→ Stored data
--- --- ---
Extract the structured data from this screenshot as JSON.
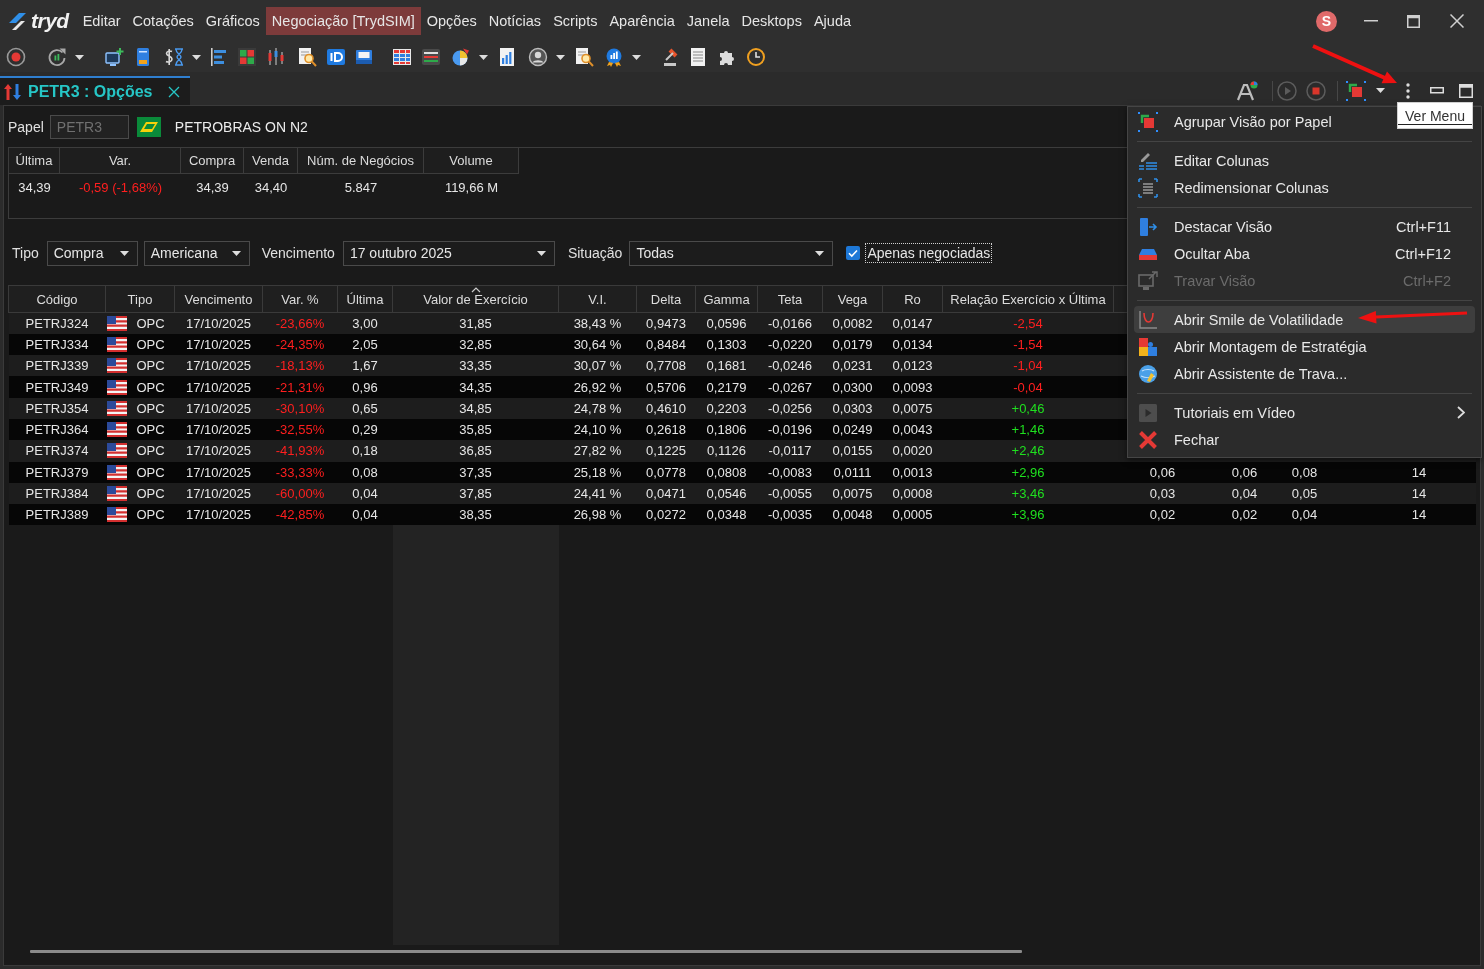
{
  "app": {
    "logo": "tryd",
    "menu_bar": [
      {
        "label": "Editar",
        "selected": false
      },
      {
        "label": "Cotações",
        "selected": false
      },
      {
        "label": "Gráficos",
        "selected": false
      },
      {
        "label": "Negociação [TrydSIM]",
        "selected": true
      },
      {
        "label": "Opções",
        "selected": false
      },
      {
        "label": "Notícias",
        "selected": false
      },
      {
        "label": "Scripts",
        "selected": false
      },
      {
        "label": "Aparência",
        "selected": false
      },
      {
        "label": "Janela",
        "selected": false
      },
      {
        "label": "Desktops",
        "selected": false
      },
      {
        "label": "Ajuda",
        "selected": false
      }
    ],
    "user_badge": "S"
  },
  "tabs": [
    {
      "label": "PETR3 : Opções",
      "selected": true
    }
  ],
  "tooltip": {
    "text": "Ver Menu"
  },
  "papel": {
    "label": "Papel",
    "value": "PETR3",
    "disabled": true,
    "description": "PETROBRAS ON N2"
  },
  "quote": {
    "columns": [
      "Última",
      "Var.",
      "Compra",
      "Venda",
      "Núm. de Negócios",
      "Volume"
    ],
    "last": "34,39",
    "change": {
      "text": "-0,59 (-1,68%)",
      "falling": true
    },
    "bid": "34,39",
    "ask": "34,40",
    "trades": "5.847",
    "volume": "119,66 M"
  },
  "filters": {
    "type": {
      "label": "Tipo",
      "value": "Compra"
    },
    "style": {
      "value": "Americana"
    },
    "expiry": {
      "label": "Vencimento",
      "value": "17 outubro 2025"
    },
    "status": {
      "label": "Situação",
      "value": "Todas"
    },
    "only_traded": {
      "label": "Apenas negociadas",
      "checked": true,
      "focused": true
    }
  },
  "table": {
    "columns": [
      {
        "label": "Código",
        "sorted": false
      },
      {
        "label": "Tipo",
        "sorted": false
      },
      {
        "label": "Vencimento",
        "sorted": false
      },
      {
        "label": "Var. %",
        "sorted": false
      },
      {
        "label": "Última",
        "sorted": false
      },
      {
        "label": "Valor de Exercício",
        "sorted": true
      },
      {
        "label": "V.I.",
        "sorted": false
      },
      {
        "label": "Delta",
        "sorted": false
      },
      {
        "label": "Gamma",
        "sorted": false
      },
      {
        "label": "Teta",
        "sorted": false
      },
      {
        "label": "Vega",
        "sorted": false
      },
      {
        "label": "Ro",
        "sorted": false
      },
      {
        "label": "Relação Exercício x Última",
        "sorted": false
      }
    ],
    "rows": [
      {
        "code": "PETRJ324",
        "type": "OPC",
        "expiry": "17/10/2025",
        "change": {
          "text": "-23,66%",
          "falling": true
        },
        "last": "3,00",
        "strike": "31,85",
        "iv": "38,43 %",
        "delta": "0,9473",
        "gamma": "0,0596",
        "theta": "-0,0166",
        "vega": "0,0082",
        "rho": "0,0147",
        "ratio": {
          "text": "-2,54",
          "falling": true
        }
      },
      {
        "code": "PETRJ334",
        "type": "OPC",
        "expiry": "17/10/2025",
        "change": {
          "text": "-24,35%",
          "falling": true
        },
        "last": "2,05",
        "strike": "32,85",
        "iv": "30,64 %",
        "delta": "0,8484",
        "gamma": "0,1303",
        "theta": "-0,0220",
        "vega": "0,0179",
        "rho": "0,0134",
        "ratio": {
          "text": "-1,54",
          "falling": true
        }
      },
      {
        "code": "PETRJ339",
        "type": "OPC",
        "expiry": "17/10/2025",
        "change": {
          "text": "-18,13%",
          "falling": true
        },
        "last": "1,67",
        "strike": "33,35",
        "iv": "30,07 %",
        "delta": "0,7708",
        "gamma": "0,1681",
        "theta": "-0,0246",
        "vega": "0,0231",
        "rho": "0,0123",
        "ratio": {
          "text": "-1,04",
          "falling": true
        }
      },
      {
        "code": "PETRJ349",
        "type": "OPC",
        "expiry": "17/10/2025",
        "change": {
          "text": "-21,31%",
          "falling": true
        },
        "last": "0,96",
        "strike": "34,35",
        "iv": "26,92 %",
        "delta": "0,5706",
        "gamma": "0,2179",
        "theta": "-0,0267",
        "vega": "0,0300",
        "rho": "0,0093",
        "ratio": {
          "text": "-0,04",
          "falling": true
        }
      },
      {
        "code": "PETRJ354",
        "type": "OPC",
        "expiry": "17/10/2025",
        "change": {
          "text": "-30,10%",
          "falling": true
        },
        "last": "0,65",
        "strike": "34,85",
        "iv": "24,78 %",
        "delta": "0,4610",
        "gamma": "0,2203",
        "theta": "-0,0256",
        "vega": "0,0303",
        "rho": "0,0075",
        "ratio": {
          "text": "+0,46",
          "falling": false
        }
      },
      {
        "code": "PETRJ364",
        "type": "OPC",
        "expiry": "17/10/2025",
        "change": {
          "text": "-32,55%",
          "falling": true
        },
        "last": "0,29",
        "strike": "35,85",
        "iv": "24,10 %",
        "delta": "0,2618",
        "gamma": "0,1806",
        "theta": "-0,0196",
        "vega": "0,0249",
        "rho": "0,0043",
        "ratio": {
          "text": "+1,46",
          "falling": false
        }
      },
      {
        "code": "PETRJ374",
        "type": "OPC",
        "expiry": "17/10/2025",
        "change": {
          "text": "-41,93%",
          "falling": true
        },
        "last": "0,18",
        "strike": "36,85",
        "iv": "27,82 %",
        "delta": "0,1225",
        "gamma": "0,1126",
        "theta": "-0,0117",
        "vega": "0,0155",
        "rho": "0,0020",
        "ratio": {
          "text": "+2,46",
          "falling": false
        }
      },
      {
        "code": "PETRJ379",
        "type": "OPC",
        "expiry": "17/10/2025",
        "change": {
          "text": "-33,33%",
          "falling": true
        },
        "last": "0,08",
        "strike": "37,35",
        "iv": "25,18 %",
        "delta": "0,0778",
        "gamma": "0,0808",
        "theta": "-0,0083",
        "vega": "0,0111",
        "rho": "0,0013",
        "ratio": {
          "text": "+2,96",
          "falling": false
        },
        "more": [
          "0,06",
          "0,06",
          "0,08",
          "14"
        ]
      },
      {
        "code": "PETRJ384",
        "type": "OPC",
        "expiry": "17/10/2025",
        "change": {
          "text": "-60,00%",
          "falling": true
        },
        "last": "0,04",
        "strike": "37,85",
        "iv": "24,41 %",
        "delta": "0,0471",
        "gamma": "0,0546",
        "theta": "-0,0055",
        "vega": "0,0075",
        "rho": "0,0008",
        "ratio": {
          "text": "+3,46",
          "falling": false
        },
        "more": [
          "0,03",
          "0,04",
          "0,05",
          "14"
        ]
      },
      {
        "code": "PETRJ389",
        "type": "OPC",
        "expiry": "17/10/2025",
        "change": {
          "text": "-42,85%",
          "falling": true
        },
        "last": "0,04",
        "strike": "38,35",
        "iv": "26,98 %",
        "delta": "0,0272",
        "gamma": "0,0348",
        "theta": "-0,0035",
        "vega": "0,0048",
        "rho": "0,0005",
        "ratio": {
          "text": "+3,96",
          "falling": false
        },
        "more": [
          "0,02",
          "0,02",
          "0,04",
          "14"
        ]
      }
    ]
  },
  "context_menu": {
    "sections": [
      {
        "items": [
          {
            "label": "Agrupar Visão por Papel",
            "disabled": false,
            "highlighted": false,
            "submenu": false
          }
        ]
      },
      {
        "items": [
          {
            "label": "Editar Colunas",
            "disabled": false,
            "highlighted": false,
            "submenu": false
          },
          {
            "label": "Redimensionar Colunas",
            "disabled": false,
            "highlighted": false,
            "submenu": false
          }
        ]
      },
      {
        "items": [
          {
            "label": "Destacar Visão",
            "shortcut": "Ctrl+F11",
            "disabled": false,
            "highlighted": false,
            "submenu": false
          },
          {
            "label": "Ocultar Aba",
            "shortcut": "Ctrl+F12",
            "disabled": false,
            "highlighted": false,
            "submenu": false
          },
          {
            "label": "Travar Visão",
            "shortcut": "Ctrl+F2",
            "disabled": true,
            "highlighted": false,
            "submenu": false
          }
        ]
      },
      {
        "items": [
          {
            "label": "Abrir Smile de Volatilidade",
            "disabled": false,
            "highlighted": true,
            "submenu": false
          },
          {
            "label": "Abrir Montagem de Estratégia",
            "disabled": false,
            "highlighted": false,
            "submenu": false
          },
          {
            "label": "Abrir Assistente de Trava...",
            "disabled": false,
            "highlighted": false,
            "submenu": false
          }
        ]
      },
      {
        "items": [
          {
            "label": "Tutoriais em Vídeo",
            "disabled": false,
            "highlighted": false,
            "submenu": true
          },
          {
            "label": "Fechar",
            "disabled": false,
            "highlighted": false,
            "submenu": false
          }
        ]
      }
    ]
  }
}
--- --- ---
→ WHAT TO DO
Scan the material above for the word "value". Copy each line where it occurs.

→ FINAL RESULT
    "value": "PETR3",
      "value": "Compra"
      "value": "Americana"
      "value": "17 outubro 2025"
      "value": "Todas"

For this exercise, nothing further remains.